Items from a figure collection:
*****
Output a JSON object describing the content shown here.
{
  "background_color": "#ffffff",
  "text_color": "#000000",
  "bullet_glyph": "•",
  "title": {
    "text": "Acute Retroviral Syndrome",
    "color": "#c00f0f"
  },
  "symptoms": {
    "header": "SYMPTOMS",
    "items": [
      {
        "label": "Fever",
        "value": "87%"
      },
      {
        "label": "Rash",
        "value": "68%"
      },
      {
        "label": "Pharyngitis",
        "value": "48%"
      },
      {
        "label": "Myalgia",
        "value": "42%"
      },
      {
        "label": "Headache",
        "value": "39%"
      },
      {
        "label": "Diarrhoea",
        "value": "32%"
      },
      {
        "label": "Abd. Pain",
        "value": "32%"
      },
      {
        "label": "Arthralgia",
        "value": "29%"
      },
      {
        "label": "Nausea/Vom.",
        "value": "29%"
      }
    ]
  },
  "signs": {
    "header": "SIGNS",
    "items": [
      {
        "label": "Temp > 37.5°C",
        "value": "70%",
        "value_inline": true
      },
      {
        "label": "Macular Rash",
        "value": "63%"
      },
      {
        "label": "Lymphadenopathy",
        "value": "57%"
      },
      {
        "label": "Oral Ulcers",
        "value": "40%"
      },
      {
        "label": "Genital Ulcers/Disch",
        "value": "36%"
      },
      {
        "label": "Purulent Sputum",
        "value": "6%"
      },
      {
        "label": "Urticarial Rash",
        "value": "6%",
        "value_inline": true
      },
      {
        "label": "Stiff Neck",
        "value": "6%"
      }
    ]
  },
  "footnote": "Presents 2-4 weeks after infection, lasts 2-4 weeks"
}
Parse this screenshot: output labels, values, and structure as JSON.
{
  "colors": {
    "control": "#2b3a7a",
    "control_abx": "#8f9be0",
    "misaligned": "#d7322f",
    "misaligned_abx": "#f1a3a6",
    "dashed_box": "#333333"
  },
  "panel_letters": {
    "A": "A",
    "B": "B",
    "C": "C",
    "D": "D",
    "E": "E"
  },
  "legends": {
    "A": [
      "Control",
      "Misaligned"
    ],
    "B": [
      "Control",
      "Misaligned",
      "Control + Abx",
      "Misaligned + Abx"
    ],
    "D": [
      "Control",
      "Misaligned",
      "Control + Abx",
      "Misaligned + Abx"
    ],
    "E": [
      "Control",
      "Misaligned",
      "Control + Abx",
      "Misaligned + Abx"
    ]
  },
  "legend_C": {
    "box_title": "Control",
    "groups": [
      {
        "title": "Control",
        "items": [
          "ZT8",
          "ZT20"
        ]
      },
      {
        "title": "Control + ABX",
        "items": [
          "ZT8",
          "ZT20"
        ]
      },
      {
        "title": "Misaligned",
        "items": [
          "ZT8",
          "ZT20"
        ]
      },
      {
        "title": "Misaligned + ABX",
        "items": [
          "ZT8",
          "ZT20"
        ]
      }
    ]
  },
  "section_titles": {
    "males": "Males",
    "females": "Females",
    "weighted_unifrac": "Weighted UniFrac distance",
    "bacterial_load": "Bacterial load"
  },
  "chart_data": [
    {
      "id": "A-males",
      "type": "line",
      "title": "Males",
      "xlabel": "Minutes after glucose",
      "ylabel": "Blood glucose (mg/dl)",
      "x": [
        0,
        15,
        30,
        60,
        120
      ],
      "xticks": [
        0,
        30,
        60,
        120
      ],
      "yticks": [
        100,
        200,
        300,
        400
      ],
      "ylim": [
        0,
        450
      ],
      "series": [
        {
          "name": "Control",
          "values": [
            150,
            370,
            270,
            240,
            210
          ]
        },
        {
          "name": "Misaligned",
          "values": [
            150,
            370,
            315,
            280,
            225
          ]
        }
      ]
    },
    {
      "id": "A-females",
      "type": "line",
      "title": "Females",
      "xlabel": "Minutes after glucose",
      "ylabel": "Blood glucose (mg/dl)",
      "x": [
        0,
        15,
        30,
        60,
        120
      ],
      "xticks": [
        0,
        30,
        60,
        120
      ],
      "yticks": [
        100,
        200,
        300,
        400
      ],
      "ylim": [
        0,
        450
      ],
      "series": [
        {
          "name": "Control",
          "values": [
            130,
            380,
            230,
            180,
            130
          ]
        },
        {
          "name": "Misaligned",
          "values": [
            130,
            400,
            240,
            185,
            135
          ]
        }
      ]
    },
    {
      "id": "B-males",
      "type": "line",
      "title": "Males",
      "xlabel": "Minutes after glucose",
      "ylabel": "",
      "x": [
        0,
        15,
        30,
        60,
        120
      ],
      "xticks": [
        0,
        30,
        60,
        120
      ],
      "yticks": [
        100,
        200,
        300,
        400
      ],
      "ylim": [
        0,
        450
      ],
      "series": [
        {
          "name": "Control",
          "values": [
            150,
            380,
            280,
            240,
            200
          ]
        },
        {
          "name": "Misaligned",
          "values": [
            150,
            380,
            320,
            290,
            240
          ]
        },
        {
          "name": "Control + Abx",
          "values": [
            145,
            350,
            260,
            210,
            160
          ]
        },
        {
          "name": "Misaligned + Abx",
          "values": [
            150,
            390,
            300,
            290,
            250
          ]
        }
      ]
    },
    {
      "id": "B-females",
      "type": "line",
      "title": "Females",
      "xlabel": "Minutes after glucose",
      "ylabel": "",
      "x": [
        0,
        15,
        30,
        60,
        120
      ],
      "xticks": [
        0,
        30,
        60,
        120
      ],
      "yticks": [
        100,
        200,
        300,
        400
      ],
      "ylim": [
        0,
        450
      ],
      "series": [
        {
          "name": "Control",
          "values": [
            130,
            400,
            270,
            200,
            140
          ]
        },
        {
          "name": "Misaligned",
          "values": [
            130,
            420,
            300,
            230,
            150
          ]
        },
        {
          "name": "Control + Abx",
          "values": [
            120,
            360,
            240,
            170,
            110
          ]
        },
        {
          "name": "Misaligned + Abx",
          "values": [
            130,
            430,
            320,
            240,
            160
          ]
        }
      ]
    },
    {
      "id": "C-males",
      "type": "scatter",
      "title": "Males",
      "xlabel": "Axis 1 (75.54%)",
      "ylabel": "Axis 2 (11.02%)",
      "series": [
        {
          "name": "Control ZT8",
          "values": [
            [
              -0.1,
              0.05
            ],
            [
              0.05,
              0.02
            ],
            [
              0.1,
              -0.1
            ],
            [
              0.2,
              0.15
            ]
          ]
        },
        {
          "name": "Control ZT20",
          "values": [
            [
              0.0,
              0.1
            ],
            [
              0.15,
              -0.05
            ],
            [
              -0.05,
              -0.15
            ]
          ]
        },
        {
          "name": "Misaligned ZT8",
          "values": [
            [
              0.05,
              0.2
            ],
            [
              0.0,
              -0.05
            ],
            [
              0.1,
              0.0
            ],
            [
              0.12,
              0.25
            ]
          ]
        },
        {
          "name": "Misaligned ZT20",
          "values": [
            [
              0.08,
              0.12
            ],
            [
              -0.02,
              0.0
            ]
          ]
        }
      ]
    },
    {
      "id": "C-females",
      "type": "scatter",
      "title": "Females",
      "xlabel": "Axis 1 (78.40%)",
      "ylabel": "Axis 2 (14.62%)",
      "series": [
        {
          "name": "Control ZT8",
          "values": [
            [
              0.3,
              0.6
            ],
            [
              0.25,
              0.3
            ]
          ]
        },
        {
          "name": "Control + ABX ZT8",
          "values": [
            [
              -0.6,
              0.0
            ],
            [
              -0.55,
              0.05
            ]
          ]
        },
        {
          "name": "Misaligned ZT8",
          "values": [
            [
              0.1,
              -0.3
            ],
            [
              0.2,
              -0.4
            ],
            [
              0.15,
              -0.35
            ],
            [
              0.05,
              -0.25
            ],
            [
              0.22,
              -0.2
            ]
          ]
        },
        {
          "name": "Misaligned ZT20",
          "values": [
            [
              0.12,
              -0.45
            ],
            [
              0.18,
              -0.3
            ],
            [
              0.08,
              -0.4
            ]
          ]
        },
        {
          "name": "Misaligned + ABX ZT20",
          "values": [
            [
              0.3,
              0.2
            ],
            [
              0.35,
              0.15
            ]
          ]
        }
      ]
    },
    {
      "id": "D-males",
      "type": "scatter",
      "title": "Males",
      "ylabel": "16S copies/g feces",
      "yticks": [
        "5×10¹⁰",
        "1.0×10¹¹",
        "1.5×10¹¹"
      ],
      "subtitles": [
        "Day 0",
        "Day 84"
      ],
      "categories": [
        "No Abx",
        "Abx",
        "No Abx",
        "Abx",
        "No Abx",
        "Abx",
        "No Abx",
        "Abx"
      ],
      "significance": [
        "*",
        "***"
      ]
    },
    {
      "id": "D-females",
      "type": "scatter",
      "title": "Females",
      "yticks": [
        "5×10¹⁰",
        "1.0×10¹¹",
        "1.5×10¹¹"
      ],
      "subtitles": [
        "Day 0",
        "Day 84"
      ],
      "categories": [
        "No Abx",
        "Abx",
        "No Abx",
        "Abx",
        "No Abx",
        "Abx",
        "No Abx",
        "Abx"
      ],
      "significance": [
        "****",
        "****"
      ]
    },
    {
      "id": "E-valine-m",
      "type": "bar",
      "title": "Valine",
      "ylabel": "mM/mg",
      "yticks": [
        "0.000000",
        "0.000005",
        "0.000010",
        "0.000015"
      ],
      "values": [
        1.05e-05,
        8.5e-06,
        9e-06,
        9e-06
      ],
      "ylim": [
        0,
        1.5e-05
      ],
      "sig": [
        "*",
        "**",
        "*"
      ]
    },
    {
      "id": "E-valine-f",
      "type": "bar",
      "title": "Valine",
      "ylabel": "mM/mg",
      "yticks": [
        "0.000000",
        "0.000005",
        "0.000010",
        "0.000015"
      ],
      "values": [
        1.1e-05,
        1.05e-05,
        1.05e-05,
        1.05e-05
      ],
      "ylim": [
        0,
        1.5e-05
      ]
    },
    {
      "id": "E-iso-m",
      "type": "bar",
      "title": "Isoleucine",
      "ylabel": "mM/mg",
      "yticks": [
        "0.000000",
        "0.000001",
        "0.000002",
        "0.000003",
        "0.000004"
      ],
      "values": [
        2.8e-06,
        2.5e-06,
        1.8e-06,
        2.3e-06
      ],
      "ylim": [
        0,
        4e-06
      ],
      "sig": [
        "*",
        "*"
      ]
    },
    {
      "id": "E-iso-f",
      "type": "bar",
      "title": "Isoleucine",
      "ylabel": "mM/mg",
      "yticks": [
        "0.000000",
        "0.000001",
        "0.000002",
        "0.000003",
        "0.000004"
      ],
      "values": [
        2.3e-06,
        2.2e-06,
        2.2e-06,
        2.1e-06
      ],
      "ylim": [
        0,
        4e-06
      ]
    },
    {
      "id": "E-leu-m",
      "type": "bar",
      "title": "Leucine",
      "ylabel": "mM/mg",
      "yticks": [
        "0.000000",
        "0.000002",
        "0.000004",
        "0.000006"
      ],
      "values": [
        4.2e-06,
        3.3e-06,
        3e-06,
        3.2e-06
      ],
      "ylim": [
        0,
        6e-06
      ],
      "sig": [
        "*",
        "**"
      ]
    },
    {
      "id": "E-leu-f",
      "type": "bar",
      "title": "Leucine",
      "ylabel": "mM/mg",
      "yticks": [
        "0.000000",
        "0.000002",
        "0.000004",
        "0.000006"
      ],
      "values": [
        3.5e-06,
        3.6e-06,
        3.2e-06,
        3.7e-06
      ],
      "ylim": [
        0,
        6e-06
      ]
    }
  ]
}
*****
*What to work on:*
Show a copy of each line from the data that includes the word "Rash".

*Expected answer:*
        "label": "Rash",
        "label": "Macular Rash",
        "label": "Urticarial Rash",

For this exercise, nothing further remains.